#### Your objective
Reproduce the listing below word for word, from its first line down to the line containing "- shopping-bag-icon: [242, 1794, 298, 1852]", including both of those lines.

#### Dataset entries
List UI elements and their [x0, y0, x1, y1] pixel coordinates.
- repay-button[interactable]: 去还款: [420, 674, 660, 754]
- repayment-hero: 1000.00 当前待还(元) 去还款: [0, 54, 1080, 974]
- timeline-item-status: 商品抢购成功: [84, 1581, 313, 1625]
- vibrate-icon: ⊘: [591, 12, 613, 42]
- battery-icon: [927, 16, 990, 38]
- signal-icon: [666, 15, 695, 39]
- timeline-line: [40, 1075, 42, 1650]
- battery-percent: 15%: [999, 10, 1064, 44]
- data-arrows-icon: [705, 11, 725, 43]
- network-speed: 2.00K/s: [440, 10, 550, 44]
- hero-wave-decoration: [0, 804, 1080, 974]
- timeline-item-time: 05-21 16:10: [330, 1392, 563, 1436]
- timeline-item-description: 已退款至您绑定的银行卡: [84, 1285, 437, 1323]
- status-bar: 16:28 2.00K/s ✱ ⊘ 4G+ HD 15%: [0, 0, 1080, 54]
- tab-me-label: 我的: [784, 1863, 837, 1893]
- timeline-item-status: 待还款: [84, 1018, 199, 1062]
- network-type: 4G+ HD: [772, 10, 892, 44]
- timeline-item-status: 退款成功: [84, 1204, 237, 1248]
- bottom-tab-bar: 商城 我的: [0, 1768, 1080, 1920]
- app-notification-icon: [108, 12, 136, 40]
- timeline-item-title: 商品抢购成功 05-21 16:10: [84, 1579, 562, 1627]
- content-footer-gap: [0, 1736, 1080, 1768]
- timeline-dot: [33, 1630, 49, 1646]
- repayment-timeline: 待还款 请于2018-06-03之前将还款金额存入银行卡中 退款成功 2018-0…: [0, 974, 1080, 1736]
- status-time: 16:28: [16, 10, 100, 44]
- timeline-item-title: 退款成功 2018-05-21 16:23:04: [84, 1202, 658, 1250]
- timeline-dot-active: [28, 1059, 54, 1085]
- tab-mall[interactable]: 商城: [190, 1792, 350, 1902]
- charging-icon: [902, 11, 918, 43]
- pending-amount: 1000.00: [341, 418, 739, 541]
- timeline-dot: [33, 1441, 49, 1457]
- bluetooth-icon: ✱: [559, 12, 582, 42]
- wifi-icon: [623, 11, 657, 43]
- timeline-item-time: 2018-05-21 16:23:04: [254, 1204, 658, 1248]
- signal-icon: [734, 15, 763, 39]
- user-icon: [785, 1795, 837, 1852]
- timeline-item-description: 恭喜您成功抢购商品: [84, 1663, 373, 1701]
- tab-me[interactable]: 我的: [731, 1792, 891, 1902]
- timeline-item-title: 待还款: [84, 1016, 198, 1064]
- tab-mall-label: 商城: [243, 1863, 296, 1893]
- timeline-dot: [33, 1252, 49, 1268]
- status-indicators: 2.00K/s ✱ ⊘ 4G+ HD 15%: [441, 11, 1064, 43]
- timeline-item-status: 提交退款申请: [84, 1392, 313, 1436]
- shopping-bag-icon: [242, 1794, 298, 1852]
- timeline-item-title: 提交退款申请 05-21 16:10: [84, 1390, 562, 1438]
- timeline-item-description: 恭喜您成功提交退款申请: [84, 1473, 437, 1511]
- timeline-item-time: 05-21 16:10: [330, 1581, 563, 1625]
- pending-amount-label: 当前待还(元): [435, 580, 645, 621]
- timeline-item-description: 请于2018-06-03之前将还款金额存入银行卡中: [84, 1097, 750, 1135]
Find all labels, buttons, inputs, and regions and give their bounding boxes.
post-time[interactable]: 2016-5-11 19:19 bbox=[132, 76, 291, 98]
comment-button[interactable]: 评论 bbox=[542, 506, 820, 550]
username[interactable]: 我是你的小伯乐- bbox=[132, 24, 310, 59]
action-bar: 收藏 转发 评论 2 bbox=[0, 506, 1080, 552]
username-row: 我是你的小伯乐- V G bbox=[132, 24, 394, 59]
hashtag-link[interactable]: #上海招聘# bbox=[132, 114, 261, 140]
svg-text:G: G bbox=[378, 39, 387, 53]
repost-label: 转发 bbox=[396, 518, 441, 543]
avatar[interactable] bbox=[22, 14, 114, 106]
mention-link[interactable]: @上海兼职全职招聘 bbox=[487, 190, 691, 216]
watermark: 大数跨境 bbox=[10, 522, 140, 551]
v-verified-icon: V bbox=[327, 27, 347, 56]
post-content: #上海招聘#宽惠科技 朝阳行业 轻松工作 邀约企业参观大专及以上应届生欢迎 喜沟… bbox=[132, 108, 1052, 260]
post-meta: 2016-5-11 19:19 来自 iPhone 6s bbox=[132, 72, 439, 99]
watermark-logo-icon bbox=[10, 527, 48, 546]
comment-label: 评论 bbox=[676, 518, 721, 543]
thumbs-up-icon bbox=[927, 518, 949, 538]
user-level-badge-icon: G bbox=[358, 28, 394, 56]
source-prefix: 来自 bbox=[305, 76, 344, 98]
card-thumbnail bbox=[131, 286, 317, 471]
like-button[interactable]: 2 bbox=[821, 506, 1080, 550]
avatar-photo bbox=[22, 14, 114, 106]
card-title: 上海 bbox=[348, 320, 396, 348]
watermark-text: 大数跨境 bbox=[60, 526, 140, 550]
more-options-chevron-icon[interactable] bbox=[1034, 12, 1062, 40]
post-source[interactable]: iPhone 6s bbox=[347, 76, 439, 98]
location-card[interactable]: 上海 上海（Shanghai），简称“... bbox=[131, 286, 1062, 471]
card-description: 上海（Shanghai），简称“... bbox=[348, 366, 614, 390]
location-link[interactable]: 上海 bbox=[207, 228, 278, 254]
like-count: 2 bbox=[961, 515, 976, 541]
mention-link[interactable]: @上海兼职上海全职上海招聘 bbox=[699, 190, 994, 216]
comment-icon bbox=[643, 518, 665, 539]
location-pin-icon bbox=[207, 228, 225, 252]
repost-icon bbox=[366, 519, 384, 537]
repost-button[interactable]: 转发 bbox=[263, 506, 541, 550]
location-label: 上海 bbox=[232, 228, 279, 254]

#### Expected answer
List UI elements and their [x0, y0, x1, y1] pixel coordinates.
- repay-button[interactable]: 去还款: [420, 674, 660, 754]
- repayment-hero: 1000.00 当前待还(元) 去还款: [0, 54, 1080, 974]
- timeline-item-status: 商品抢购成功: [84, 1581, 313, 1625]
- vibrate-icon: ⊘: [591, 12, 613, 42]
- battery-icon: [927, 16, 990, 38]
- signal-icon: [666, 15, 695, 39]
- timeline-line: [40, 1075, 42, 1650]
- battery-percent: 15%: [999, 10, 1064, 44]
- data-arrows-icon: [705, 11, 725, 43]
- network-speed: 2.00K/s: [440, 10, 550, 44]
- hero-wave-decoration: [0, 804, 1080, 974]
- timeline-item-time: 05-21 16:10: [330, 1392, 563, 1436]
- timeline-item-description: 已退款至您绑定的银行卡: [84, 1285, 437, 1323]
- status-bar: 16:28 2.00K/s ✱ ⊘ 4G+ HD 15%: [0, 0, 1080, 54]
- tab-me-label: 我的: [784, 1863, 837, 1893]
- timeline-item-status: 待还款: [84, 1018, 199, 1062]
- network-type: 4G+ HD: [772, 10, 892, 44]
- timeline-item-status: 退款成功: [84, 1204, 237, 1248]
- bottom-tab-bar: 商城 我的: [0, 1768, 1080, 1920]
- app-notification-icon: [108, 12, 136, 40]
- timeline-item-title: 商品抢购成功 05-21 16:10: [84, 1579, 562, 1627]
- content-footer-gap: [0, 1736, 1080, 1768]
- timeline-dot: [33, 1630, 49, 1646]
- repayment-timeline: 待还款 请于2018-06-03之前将还款金额存入银行卡中 退款成功 2018-0…: [0, 974, 1080, 1736]
- status-time: 16:28: [16, 10, 100, 44]
- timeline-item-title: 退款成功 2018-05-21 16:23:04: [84, 1202, 658, 1250]
- timeline-dot-active: [28, 1059, 54, 1085]
- tab-mall[interactable]: 商城: [190, 1792, 350, 1902]
- charging-icon: [902, 11, 918, 43]
- pending-amount: 1000.00: [341, 418, 739, 541]
- timeline-dot: [33, 1441, 49, 1457]
- bluetooth-icon: ✱: [559, 12, 582, 42]
- wifi-icon: [623, 11, 657, 43]
- timeline-item-time: 2018-05-21 16:23:04: [254, 1204, 658, 1248]
- signal-icon: [734, 15, 763, 39]
- user-icon: [785, 1795, 837, 1852]
- timeline-item-description: 恭喜您成功抢购商品: [84, 1663, 373, 1701]
- tab-me[interactable]: 我的: [731, 1792, 891, 1902]
- timeline-item-title: 待还款: [84, 1016, 198, 1064]
- tab-mall-label: 商城: [243, 1863, 296, 1893]
- timeline-dot: [33, 1252, 49, 1268]
- status-indicators: 2.00K/s ✱ ⊘ 4G+ HD 15%: [441, 11, 1064, 43]
- timeline-item-status: 提交退款申请: [84, 1392, 313, 1436]
- shopping-bag-icon: [242, 1794, 298, 1852]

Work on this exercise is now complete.